Job: All material below is to be reproduced exactly.

──────── Data rows ────────

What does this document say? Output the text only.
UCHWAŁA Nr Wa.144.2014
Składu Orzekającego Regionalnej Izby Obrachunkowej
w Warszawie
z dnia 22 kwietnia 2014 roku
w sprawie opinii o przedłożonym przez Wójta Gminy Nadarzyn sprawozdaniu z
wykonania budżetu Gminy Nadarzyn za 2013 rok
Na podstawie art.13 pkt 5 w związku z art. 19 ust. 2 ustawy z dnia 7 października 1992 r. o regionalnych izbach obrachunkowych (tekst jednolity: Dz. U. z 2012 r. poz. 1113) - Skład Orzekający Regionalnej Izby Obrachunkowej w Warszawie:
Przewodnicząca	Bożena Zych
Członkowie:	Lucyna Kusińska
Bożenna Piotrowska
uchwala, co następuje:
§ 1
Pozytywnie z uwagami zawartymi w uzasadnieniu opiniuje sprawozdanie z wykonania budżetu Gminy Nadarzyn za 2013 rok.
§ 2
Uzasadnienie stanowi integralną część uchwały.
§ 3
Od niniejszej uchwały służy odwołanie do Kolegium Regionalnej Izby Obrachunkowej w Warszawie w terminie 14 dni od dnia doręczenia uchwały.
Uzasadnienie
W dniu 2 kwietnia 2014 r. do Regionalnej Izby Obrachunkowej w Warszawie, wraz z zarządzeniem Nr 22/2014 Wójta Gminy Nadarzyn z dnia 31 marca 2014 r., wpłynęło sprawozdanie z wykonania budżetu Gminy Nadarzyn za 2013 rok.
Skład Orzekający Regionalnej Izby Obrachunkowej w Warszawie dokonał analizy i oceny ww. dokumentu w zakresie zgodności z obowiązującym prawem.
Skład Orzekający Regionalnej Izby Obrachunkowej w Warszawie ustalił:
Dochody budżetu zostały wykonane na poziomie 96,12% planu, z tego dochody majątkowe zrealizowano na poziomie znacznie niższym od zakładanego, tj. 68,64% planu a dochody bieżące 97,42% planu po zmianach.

────────

Solution for this problem:
What does this document say? Output the text only.
UCHWAŁA Nr Wa.144.2014
Składu Orzekającego Regionalnej Izby Obrachunkowej
w Warszawie
z dnia 22 kwietnia 2014 roku
w sprawie opinii o przedłożonym przez Wójta Gminy Nadarzyn sprawozdaniu z
wykonania budżetu Gminy Nadarzyn za 2013 rok
Na podstawie art.13 pkt 5 w związku z art. 19 ust. 2 ustawy z dnia 7 października 1992 r. o regionalnych izbach obrachunkowych (tekst jednolity: Dz. U. z 2012 r. poz. 1113) - Skład Orzekający Regionalnej Izby Obrachunkowej w Warszawie:
Przewodnicząca	Bożena Zych
Członkowie:	Lucyna Kusińska
Bożenna Piotrowska
uchwala, co następuje:
§ 1
Pozytywnie z uwagami zawartymi w uzasadnieniu opiniuje sprawozdanie z wykonania budżetu Gminy Nadarzyn za 2013 rok.
§ 2
Uzasadnienie stanowi integralną część uchwały.
§ 3
Od niniejszej uchwały służy odwołanie do Kolegium Regionalnej Izby Obrachunkowej w Warszawie w terminie 14 dni od dnia doręczenia uchwały.
Uzasadnienie
W dniu 2 kwietnia 2014 r. do Regionalnej Izby Obrachunkowej w Warszawie, wraz z zarządzeniem Nr 22/2014 Wójta Gminy Nadarzyn z dnia 31 marca 2014 r., wpłynęło sprawozdanie z wykonania budżetu Gminy Nadarzyn za 2013 rok.
Skład Orzekający Regionalnej Izby Obrachunkowej w Warszawie dokonał analizy i oceny ww. dokumentu w zakresie zgodności z obowiązującym prawem.
Skład Orzekający Regionalnej Izby Obrachunkowej w Warszawie ustalił:
Dochody budżetu zostały wykonane na poziomie 96,12% planu, z tego dochody majątkowe zrealizowano na poziomie znacznie niższym od zakładanego, tj. 68,64% planu a dochody bieżące 97,42% planu po zmianach.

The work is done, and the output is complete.